Exercise prompt:
Retype all the entries word for word, but omit the pictures.
--- Begin Supplied data ---
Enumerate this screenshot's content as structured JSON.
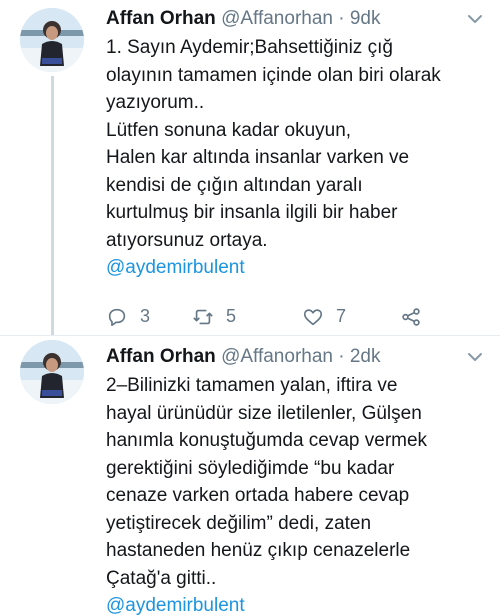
{
  "tweets": [
    {
      "author": {
        "name": "Affan Orhan",
        "handle": "@Affanorhan"
      },
      "separator": "·",
      "time": "9dk",
      "text": "1. Sayın Aydemir;Bahsettiğiniz çığ\nolayının tamamen içinde olan biri olarak\nyazıyorum..\nLütfen sonuna kadar okuyun,\nHalen kar altında insanlar varken ve\nkendisi de çığın altından yaralı\nkurtulmuş bir insanla ilgili bir haber\natıyorsunuz ortaya.",
      "mention": "@aydemirbulent",
      "actions": {
        "replies": "3",
        "retweets": "5",
        "likes": "7"
      },
      "icons": [
        "reply-icon",
        "retweet-icon",
        "like-icon",
        "share-icon",
        "chevron-down-icon"
      ]
    },
    {
      "author": {
        "name": "Affan Orhan",
        "handle": "@Affanorhan"
      },
      "separator": "·",
      "time": "2dk",
      "text": "2–Bilinizki tamamen yalan, iftira ve\nhayal ürünüdür size iletilenler, Gülşen\nhanımla konuştuğumda cevap vermek\ngerektiğini söylediğimde “bu kadar\ncenaze varken ortada habere cevap\nyetiştirecek değilim” dedi, zaten\nhastaneden henüz çıkıp cenazelerle\nÇatağ'a gitti..",
      "mention": "@aydemirbulent",
      "icons": [
        "chevron-down-icon"
      ]
    }
  ],
  "colors": {
    "text": "#14171a",
    "secondary": "#657786",
    "link": "#1b95e0",
    "divider": "#e6ecf0",
    "thread_line": "#cfd9de"
  }
}
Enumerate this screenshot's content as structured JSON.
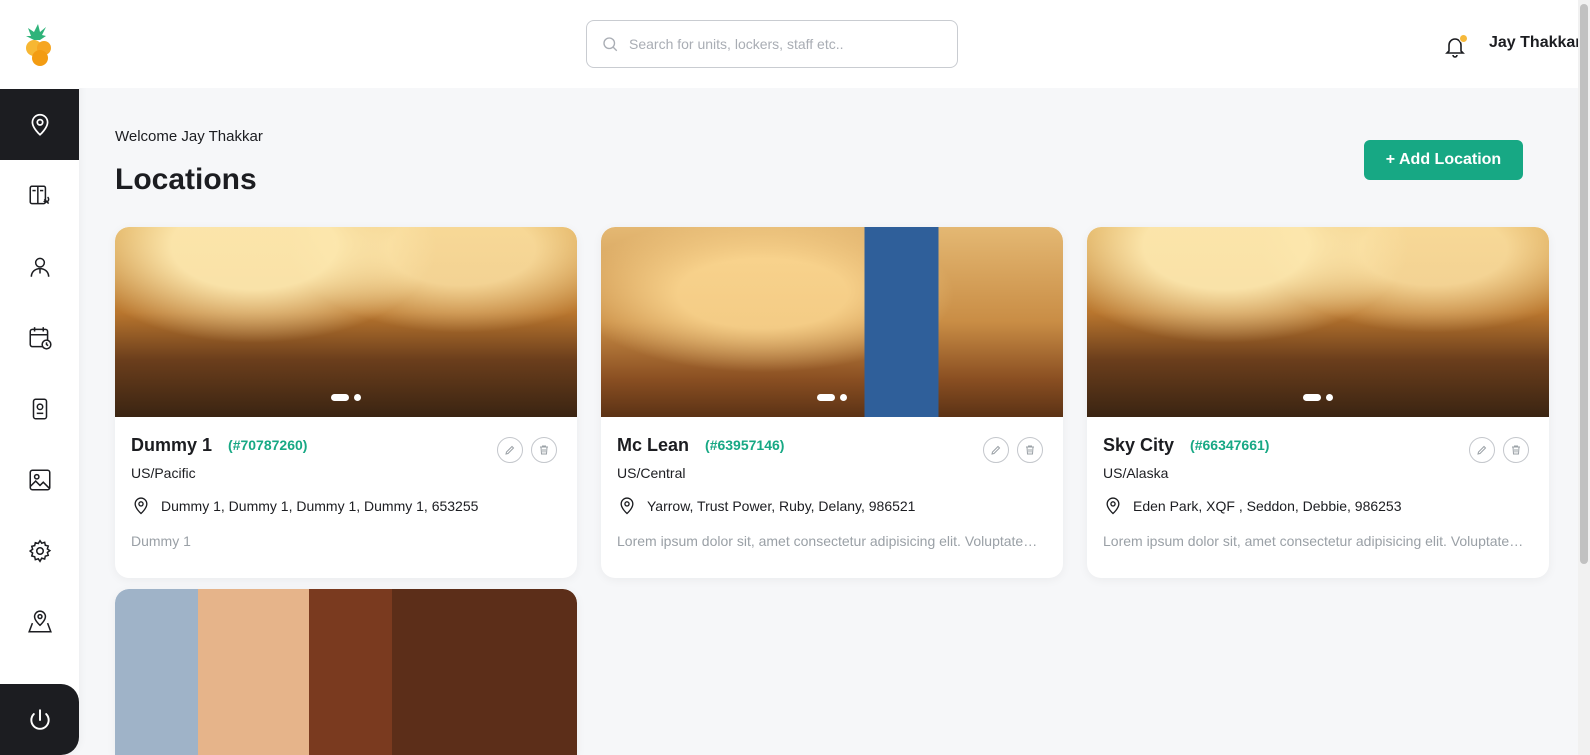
{
  "search": {
    "placeholder": "Search for units, lockers, staff etc.."
  },
  "header": {
    "user_name": "Jay Thakkar"
  },
  "sidebar": {
    "items": [
      {
        "name": "locations",
        "icon": "location-pin-icon",
        "active": true
      },
      {
        "name": "lockers",
        "icon": "locker-tools-icon",
        "active": false
      },
      {
        "name": "staff",
        "icon": "staff-icon",
        "active": false
      },
      {
        "name": "schedule",
        "icon": "calendar-clock-icon",
        "active": false
      },
      {
        "name": "devices",
        "icon": "device-icon",
        "active": false
      },
      {
        "name": "gallery",
        "icon": "image-icon",
        "active": false
      },
      {
        "name": "settings",
        "icon": "gear-icon",
        "active": false
      },
      {
        "name": "map",
        "icon": "map-pin-icon",
        "active": false
      }
    ],
    "logout_icon": "power-icon"
  },
  "main": {
    "welcome": "Welcome Jay Thakkar",
    "title": "Locations",
    "add_button": "+ Add Location"
  },
  "locations": [
    {
      "name": "Dummy 1",
      "id": "(#70787260)",
      "timezone": "US/Pacific",
      "address": "Dummy 1, Dummy 1, Dummy 1, Dummy 1, 653255",
      "description": "Dummy 1"
    },
    {
      "name": "Mc Lean",
      "id": "(#63957146)",
      "timezone": "US/Central",
      "address": "Yarrow, Trust Power, Ruby, Delany, 986521",
      "description": "Lorem ipsum dolor sit, amet consectetur adipisicing elit. Voluptatem, quibusdam."
    },
    {
      "name": "Sky City",
      "id": "(#66347661)",
      "timezone": "US/Alaska",
      "address": "Eden Park, XQF , Seddon, Debbie, 986253",
      "description": "Lorem ipsum dolor sit, amet consectetur adipisicing elit. Voluptatem, quibusdam."
    }
  ],
  "colors": {
    "accent": "#17a884",
    "dark": "#1c1d21",
    "notification": "#f6b93b"
  }
}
--- End Supplied data ---
The response:
Enumerate this screenshot's content as structured JSON.
{
  "tweets": [
    {
      "author": {
        "name": "Affan Orhan",
        "handle": "@Affanorhan"
      },
      "separator": "·",
      "time": "9dk",
      "text": "1. Sayın Aydemir;Bahsettiğiniz çığ\nolayının tamamen içinde olan biri olarak\nyazıyorum..\nLütfen sonuna kadar okuyun,\nHalen kar altında insanlar varken ve\nkendisi de çığın altından yaralı\nkurtulmuş bir insanla ilgili bir haber\natıyorsunuz ortaya.",
      "mention": "@aydemirbulent",
      "actions": {
        "replies": "3",
        "retweets": "5",
        "likes": "7"
      },
      "icons": [
        "reply-icon",
        "retweet-icon",
        "like-icon",
        "share-icon",
        "chevron-down-icon"
      ]
    },
    {
      "author": {
        "name": "Affan Orhan",
        "handle": "@Affanorhan"
      },
      "separator": "·",
      "time": "2dk",
      "text": "2–Bilinizki tamamen yalan, iftira ve\nhayal ürünüdür size iletilenler, Gülşen\nhanımla konuştuğumda cevap vermek\ngerektiğini söylediğimde “bu kadar\ncenaze varken ortada habere cevap\nyetiştirecek değilim” dedi, zaten\nhastaneden henüz çıkıp cenazelerle\nÇatağ'a gitti..",
      "mention": "@aydemirbulent",
      "icons": [
        "chevron-down-icon"
      ]
    }
  ],
  "colors": {
    "text": "#14171a",
    "secondary": "#657786",
    "link": "#1b95e0",
    "divider": "#e6ecf0",
    "thread_line": "#cfd9de"
  }
}
Enumerate this screenshot's content as structured JSON.
{
  "search": {
    "placeholder": "Search for units, lockers, staff etc.."
  },
  "header": {
    "user_name": "Jay Thakkar"
  },
  "sidebar": {
    "items": [
      {
        "name": "locations",
        "icon": "location-pin-icon",
        "active": true
      },
      {
        "name": "lockers",
        "icon": "locker-tools-icon",
        "active": false
      },
      {
        "name": "staff",
        "icon": "staff-icon",
        "active": false
      },
      {
        "name": "schedule",
        "icon": "calendar-clock-icon",
        "active": false
      },
      {
        "name": "devices",
        "icon": "device-icon",
        "active": false
      },
      {
        "name": "gallery",
        "icon": "image-icon",
        "active": false
      },
      {
        "name": "settings",
        "icon": "gear-icon",
        "active": false
      },
      {
        "name": "map",
        "icon": "map-pin-icon",
        "active": false
      }
    ],
    "logout_icon": "power-icon"
  },
  "main": {
    "welcome": "Welcome Jay Thakkar",
    "title": "Locations",
    "add_button": "+ Add Location"
  },
  "locations": [
    {
      "name": "Dummy 1",
      "id": "(#70787260)",
      "timezone": "US/Pacific",
      "address": "Dummy 1, Dummy 1, Dummy 1, Dummy 1, 653255",
      "description": "Dummy 1"
    },
    {
      "name": "Mc Lean",
      "id": "(#63957146)",
      "timezone": "US/Central",
      "address": "Yarrow, Trust Power, Ruby, Delany, 986521",
      "description": "Lorem ipsum dolor sit, amet consectetur adipisicing elit. Voluptatem, quibusdam."
    },
    {
      "name": "Sky City",
      "id": "(#66347661)",
      "timezone": "US/Alaska",
      "address": "Eden Park, XQF , Seddon, Debbie, 986253",
      "description": "Lorem ipsum dolor sit, amet consectetur adipisicing elit. Voluptatem, quibusdam."
    }
  ],
  "colors": {
    "accent": "#17a884",
    "dark": "#1c1d21",
    "notification": "#f6b93b"
  }
}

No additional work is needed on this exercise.